Sabrina Bahir

What will your new job with the Bureau entail?

As the Community Education Coordinator I will work on both existing initiatives for the community as well as develop new initiatives for families and adults.  Some of the existing programs that I will be involved with are: TALIT (Teens and Leaders in Training), Adat Noar (“Community of Youth”), ACL (Advanced Camp Leadership), Panim el Panim (“Face to Face,” The Institute for Jewish Leadership and Values), Chai-Wired, Mifgash, OC Reads, and Operation Promise.       

What aspects of your new job are you most excited about?

The position of Community Education Coordinator is new and I am excited to be part of the growth that is taking place at the BJE.  I am looking forward to working with such a diverse range of people in the community and am thrilled to be involved with such an amazing array of programs from teaching to Yiddish literature, social action to involvement with the Ethiopian Jewish community. 

What qualities do you have that you will be bringing to the Bureau?

As an educator, activist, and musician, I offer my love and passion for our people, my enthusiasm for community work, my desire to connect with others and help them connect, and my conviction towards social action and the pursuit of justice. I am creative and open-minded, and excited about unleashing the possibilities for reaching out to the Jewish community.  I bring a unique perspective to the field and to the Bureau, having had an atypical journey into Jewish education. Although I did not attend camp growing up or Jewish schools, youth group, or belong to a synagogue, I reconnected with the Jewish community as a young adult and uncovered a deep love for the Jewish people, a love that I found I could carry with me into a career.

:::::

Exercises =>
1 - Which existing programs does Sabrina Bahir name in the interview as ones she will be involved with?
2 - Write out the stretch of the Sabrina Bahir interview from "What will your" through "most excited about?", word for word.

:::::

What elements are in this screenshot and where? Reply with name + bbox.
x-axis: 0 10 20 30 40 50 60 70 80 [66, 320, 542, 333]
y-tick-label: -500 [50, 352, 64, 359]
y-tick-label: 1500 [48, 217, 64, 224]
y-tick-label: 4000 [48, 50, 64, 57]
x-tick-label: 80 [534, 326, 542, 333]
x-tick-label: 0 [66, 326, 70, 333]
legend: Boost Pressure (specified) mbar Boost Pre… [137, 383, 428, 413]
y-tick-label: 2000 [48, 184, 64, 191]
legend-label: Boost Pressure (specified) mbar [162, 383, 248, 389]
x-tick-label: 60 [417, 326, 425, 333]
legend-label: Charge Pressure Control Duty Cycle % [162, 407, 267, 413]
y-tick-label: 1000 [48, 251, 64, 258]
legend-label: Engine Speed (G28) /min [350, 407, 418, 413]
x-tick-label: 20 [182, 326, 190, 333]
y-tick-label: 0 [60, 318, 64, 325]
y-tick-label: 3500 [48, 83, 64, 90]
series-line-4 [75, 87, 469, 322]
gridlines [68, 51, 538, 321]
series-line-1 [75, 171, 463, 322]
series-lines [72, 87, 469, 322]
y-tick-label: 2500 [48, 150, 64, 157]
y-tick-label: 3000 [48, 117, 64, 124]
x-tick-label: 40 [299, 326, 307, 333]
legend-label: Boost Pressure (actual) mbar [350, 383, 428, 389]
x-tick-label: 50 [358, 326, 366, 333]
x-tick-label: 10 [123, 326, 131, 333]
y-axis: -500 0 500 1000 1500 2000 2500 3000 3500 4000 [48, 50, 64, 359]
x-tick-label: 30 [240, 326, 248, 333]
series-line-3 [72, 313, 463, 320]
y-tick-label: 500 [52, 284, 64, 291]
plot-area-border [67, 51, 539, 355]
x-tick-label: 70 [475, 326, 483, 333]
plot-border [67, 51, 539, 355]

:::::

Solved tasks =>
1 -
- TALIT (Teens and Leaders in Training)
- Adat Noar ("Community of Youth")
- ACL (Advanced Camp Leadership)
- Panim el Panim ("Face to Face," The Institute for Jewish Leadership and Values)
- Chai-Wired
- Mifgash
- OC Reads
- Operation Promise

2 -
What will your new job with the Bureau entail?

As the Community Education Coordinator I will work on both existing initiatives for the community as well as develop new initiatives for families and adults.  Some of the existing programs that I will be involved with are: TALIT (Teens and Leaders in Training), Adat Noar (“Community of Youth”), ACL (Advanced Camp Leadership), Panim el Panim (“Face to Face,” The Institute for Jewish Leadership and Values), Chai-Wired, Mifgash, OC Reads, and Operation Promise.       

What aspects of your new job are you most excited about?